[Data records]

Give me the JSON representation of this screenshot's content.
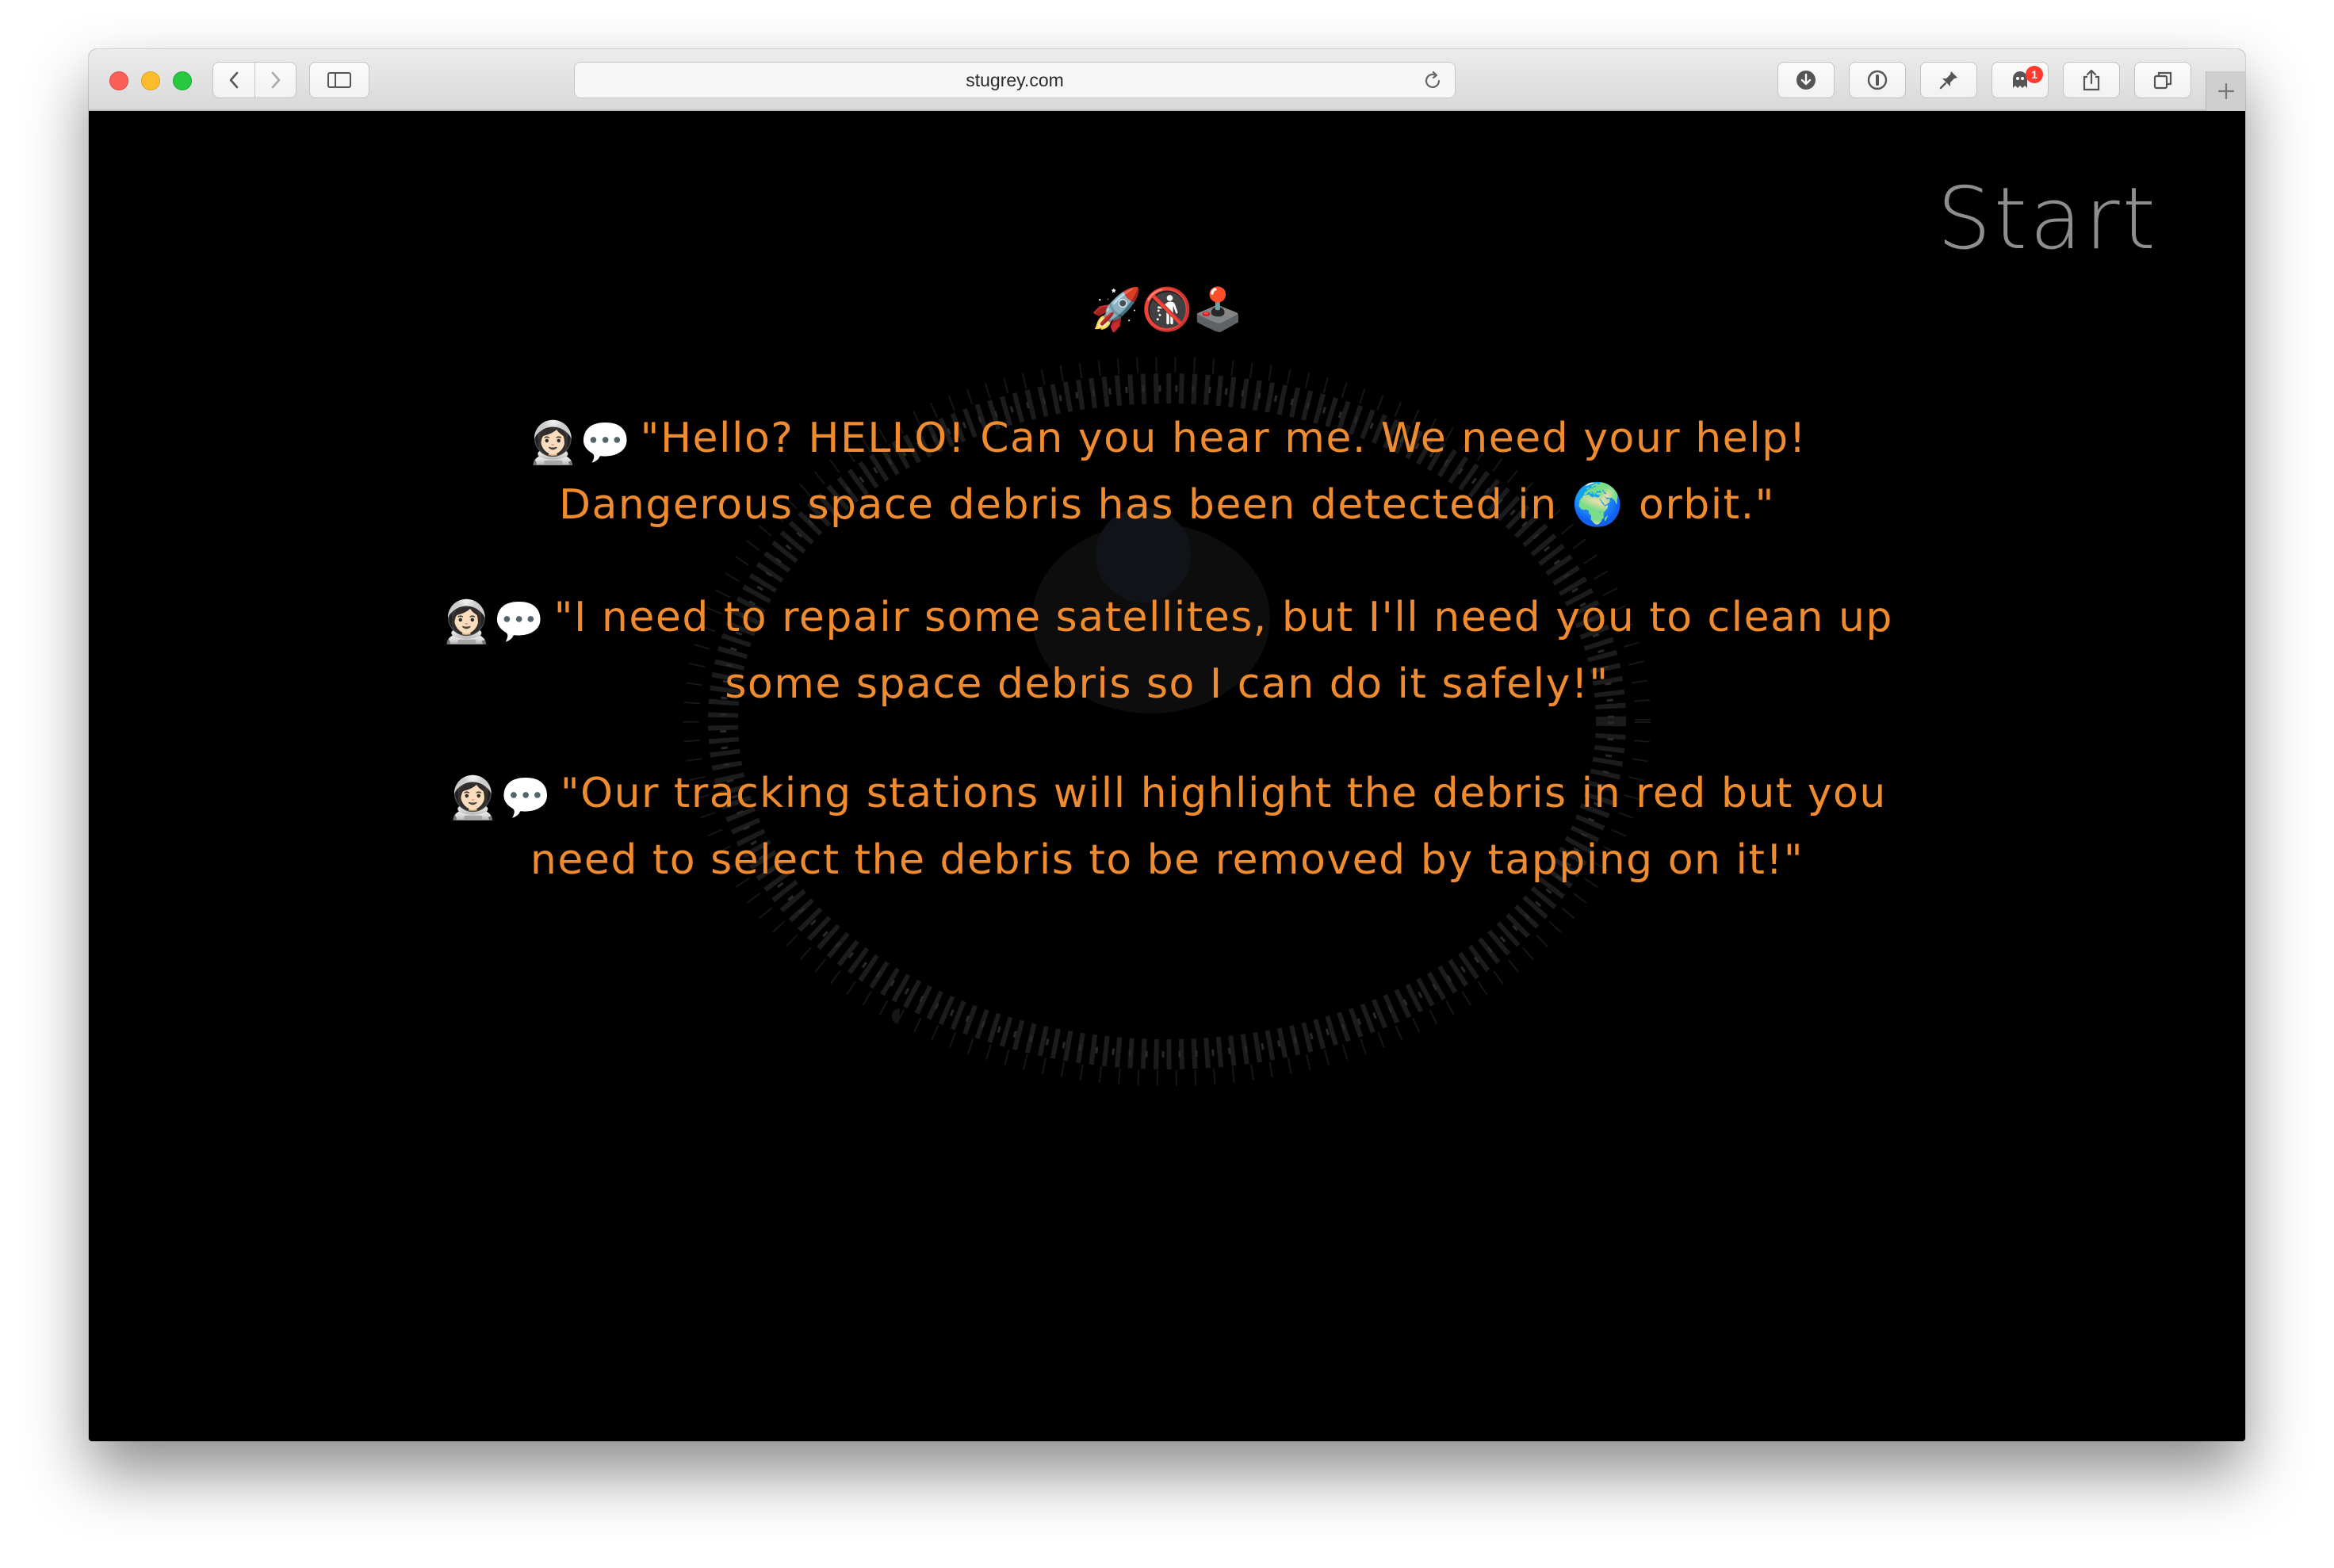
{
  "browser": {
    "url": "stugrey.com",
    "notification_count": "1"
  },
  "page": {
    "start_label": "Start",
    "title_emoji": [
      "🚀",
      "🚯",
      "🕹️"
    ],
    "speaker_emoji": "👩🏻‍🚀💬",
    "dialogue": [
      {
        "before": "\"Hello? HELLO! Can you hear me. We need your help! Dangerous space debris has been detected in ",
        "inline_emoji": "🌍",
        "after": " orbit.\""
      },
      {
        "before": "\"I need to repair some satellites, but I'll need you to clean up some space debris so I can do it safely!\"",
        "inline_emoji": "",
        "after": ""
      },
      {
        "before": "\"Our tracking stations will highlight the debris in red but you need to select the debris to be removed by tapping on it!\"",
        "inline_emoji": "",
        "after": ""
      }
    ]
  },
  "colors": {
    "dialogue_text": "#f08c2e",
    "start_text": "#8e8e8e",
    "background": "#000000"
  }
}
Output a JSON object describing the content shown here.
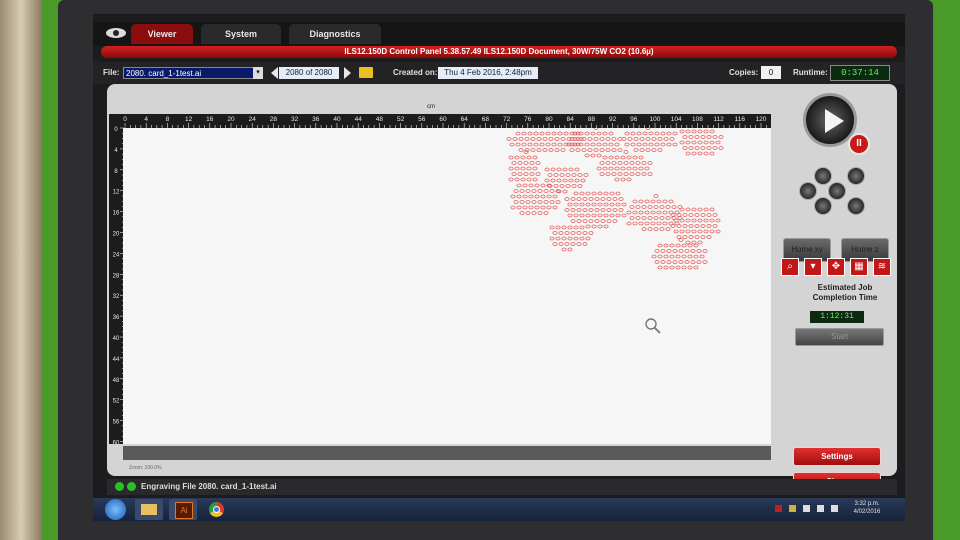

TASK DESCRIPTION
Each record above should be copied character for character, with pictures dropped.

SOLUTION FOR THIS PROBLEM
Give me the JSON representation of this screenshot's content.
{
  "browser": {
    "url": "stugrey.com",
    "notification_count": "1"
  },
  "page": {
    "start_label": "Start",
    "title_emoji": [
      "🚀",
      "🚯",
      "🕹️"
    ],
    "speaker_emoji": "👩🏻‍🚀💬",
    "dialogue": [
      {
        "before": "\"Hello? HELLO! Can you hear me. We need your help! Dangerous space debris has been detected in ",
        "inline_emoji": "🌍",
        "after": " orbit.\""
      },
      {
        "before": "\"I need to repair some satellites, but I'll need you to clean up some space debris so I can do it safely!\"",
        "inline_emoji": "",
        "after": ""
      },
      {
        "before": "\"Our tracking stations will highlight the debris in red but you need to select the debris to be removed by tapping on it!\"",
        "inline_emoji": "",
        "after": ""
      }
    ]
  },
  "colors": {
    "dialogue_text": "#f08c2e",
    "start_text": "#8e8e8e",
    "background": "#000000"
  }
}
Output a JSON object describing the content shown here.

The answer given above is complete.